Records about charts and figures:
□ □ □ □ □
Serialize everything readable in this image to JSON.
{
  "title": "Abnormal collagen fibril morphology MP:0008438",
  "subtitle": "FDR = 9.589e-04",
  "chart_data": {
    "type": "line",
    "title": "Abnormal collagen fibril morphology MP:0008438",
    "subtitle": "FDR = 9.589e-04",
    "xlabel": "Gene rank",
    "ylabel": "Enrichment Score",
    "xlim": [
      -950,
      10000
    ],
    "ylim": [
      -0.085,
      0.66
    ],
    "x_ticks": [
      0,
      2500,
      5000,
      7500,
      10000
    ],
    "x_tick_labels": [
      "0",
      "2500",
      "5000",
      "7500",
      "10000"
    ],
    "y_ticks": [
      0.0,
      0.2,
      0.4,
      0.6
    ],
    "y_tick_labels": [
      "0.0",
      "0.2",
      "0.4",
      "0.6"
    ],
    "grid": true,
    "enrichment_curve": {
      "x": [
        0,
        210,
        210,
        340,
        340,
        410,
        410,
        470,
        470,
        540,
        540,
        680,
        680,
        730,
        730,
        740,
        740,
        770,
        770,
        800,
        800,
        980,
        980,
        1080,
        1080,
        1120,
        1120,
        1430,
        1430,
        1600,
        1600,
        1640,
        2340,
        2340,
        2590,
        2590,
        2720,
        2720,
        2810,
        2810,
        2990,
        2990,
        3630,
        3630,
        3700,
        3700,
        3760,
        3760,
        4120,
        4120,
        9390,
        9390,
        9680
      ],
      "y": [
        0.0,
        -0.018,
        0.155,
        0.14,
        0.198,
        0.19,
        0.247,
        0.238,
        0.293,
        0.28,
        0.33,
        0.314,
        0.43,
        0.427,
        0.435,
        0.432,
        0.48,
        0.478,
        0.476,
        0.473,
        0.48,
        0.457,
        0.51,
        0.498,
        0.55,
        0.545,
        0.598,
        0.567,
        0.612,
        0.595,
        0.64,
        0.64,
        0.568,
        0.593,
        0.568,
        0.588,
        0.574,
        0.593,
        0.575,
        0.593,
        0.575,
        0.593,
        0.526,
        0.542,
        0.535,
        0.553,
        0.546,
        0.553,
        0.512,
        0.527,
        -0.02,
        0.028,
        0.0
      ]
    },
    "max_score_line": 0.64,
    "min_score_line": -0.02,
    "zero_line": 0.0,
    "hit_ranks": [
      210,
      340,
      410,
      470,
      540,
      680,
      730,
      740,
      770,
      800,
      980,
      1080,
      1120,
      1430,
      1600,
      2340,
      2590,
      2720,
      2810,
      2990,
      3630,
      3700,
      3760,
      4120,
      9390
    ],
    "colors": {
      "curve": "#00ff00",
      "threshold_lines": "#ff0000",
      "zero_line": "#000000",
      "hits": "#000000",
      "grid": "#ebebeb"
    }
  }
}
□ □ □ □ □
> _PROMPT_: From the data above, count the lines where "collagen" occurs and give that figure and nothing else.

> _SOLUTION FOR THIS EXERCISE_: 2